Records that describe figures
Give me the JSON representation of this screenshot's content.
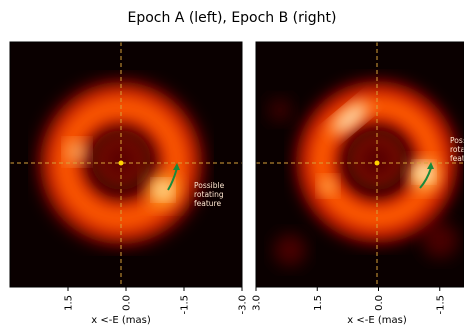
{
  "figure": {
    "title": "Epoch A (left), Epoch B (right)"
  },
  "chart_data": [
    {
      "type": "heatmap",
      "panel": "Epoch A",
      "xlabel": "x <-E (mas)",
      "xlim": [
        3.0,
        -3.0
      ],
      "xticks": [
        "1.5",
        "0.0",
        "-1.5",
        "-3.0"
      ],
      "ylim": [
        -3.0,
        3.0
      ],
      "colormap": "hot",
      "crosshair": [
        0.0,
        0.0
      ],
      "ring": {
        "center": [
          0.0,
          0.0
        ],
        "radius_mas": 1.55,
        "brightest_pa_deg": 240
      },
      "bright_spot": {
        "x": -1.2,
        "y": -0.55
      },
      "arrow": {
        "from": [
          -1.2,
          -0.65
        ],
        "to": [
          -1.5,
          0.0
        ],
        "color": "#1a8a3a"
      },
      "annotation": {
        "lines": [
          "Possible",
          "rotating",
          "feature"
        ],
        "x": -1.95,
        "y": -0.55
      }
    },
    {
      "type": "heatmap",
      "panel": "Epoch B",
      "xlabel": "x <-E (mas)",
      "xlim": [
        3.0,
        -3.0
      ],
      "xticks": [
        "3.0",
        "1.5",
        "0.0",
        "-1.5"
      ],
      "ylim": [
        -3.0,
        3.0
      ],
      "colormap": "hot",
      "crosshair": [
        0.0,
        0.0
      ],
      "ring": {
        "center": [
          0.0,
          0.0
        ],
        "radius_mas": 1.55,
        "brightest_pa_deg": 300
      },
      "bright_spot": {
        "x": -1.3,
        "y": -0.3
      },
      "arrow": {
        "from": [
          -1.15,
          -0.6
        ],
        "to": [
          -1.45,
          0.0
        ],
        "color": "#1a8a3a"
      },
      "annotation": {
        "lines": [
          "Possible",
          "rotating",
          "feature"
        ],
        "x": -1.95,
        "y": 0.35
      }
    }
  ]
}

**Exercise objective**
Reproduce the data verbatim. Do not carry any picture into the copy.

**The response**
Give me the JSON representation of this screenshot's content.
{
  "figure": {
    "title": "Epoch A (left), Epoch B (right)"
  },
  "chart_data": [
    {
      "type": "heatmap",
      "panel": "Epoch A",
      "xlabel": "x <-E (mas)",
      "xlim": [
        3.0,
        -3.0
      ],
      "xticks": [
        "1.5",
        "0.0",
        "-1.5",
        "-3.0"
      ],
      "ylim": [
        -3.0,
        3.0
      ],
      "colormap": "hot",
      "crosshair": [
        0.0,
        0.0
      ],
      "ring": {
        "center": [
          0.0,
          0.0
        ],
        "radius_mas": 1.55,
        "brightest_pa_deg": 240
      },
      "bright_spot": {
        "x": -1.2,
        "y": -0.55
      },
      "arrow": {
        "from": [
          -1.2,
          -0.65
        ],
        "to": [
          -1.5,
          0.0
        ],
        "color": "#1a8a3a"
      },
      "annotation": {
        "lines": [
          "Possible",
          "rotating",
          "feature"
        ],
        "x": -1.95,
        "y": -0.55
      }
    },
    {
      "type": "heatmap",
      "panel": "Epoch B",
      "xlabel": "x <-E (mas)",
      "xlim": [
        3.0,
        -3.0
      ],
      "xticks": [
        "3.0",
        "1.5",
        "0.0",
        "-1.5"
      ],
      "ylim": [
        -3.0,
        3.0
      ],
      "colormap": "hot",
      "crosshair": [
        0.0,
        0.0
      ],
      "ring": {
        "center": [
          0.0,
          0.0
        ],
        "radius_mas": 1.55,
        "brightest_pa_deg": 300
      },
      "bright_spot": {
        "x": -1.3,
        "y": -0.3
      },
      "arrow": {
        "from": [
          -1.15,
          -0.6
        ],
        "to": [
          -1.45,
          0.0
        ],
        "color": "#1a8a3a"
      },
      "annotation": {
        "lines": [
          "Possible",
          "rotating",
          "feature"
        ],
        "x": -1.95,
        "y": 0.35
      }
    }
  ]
}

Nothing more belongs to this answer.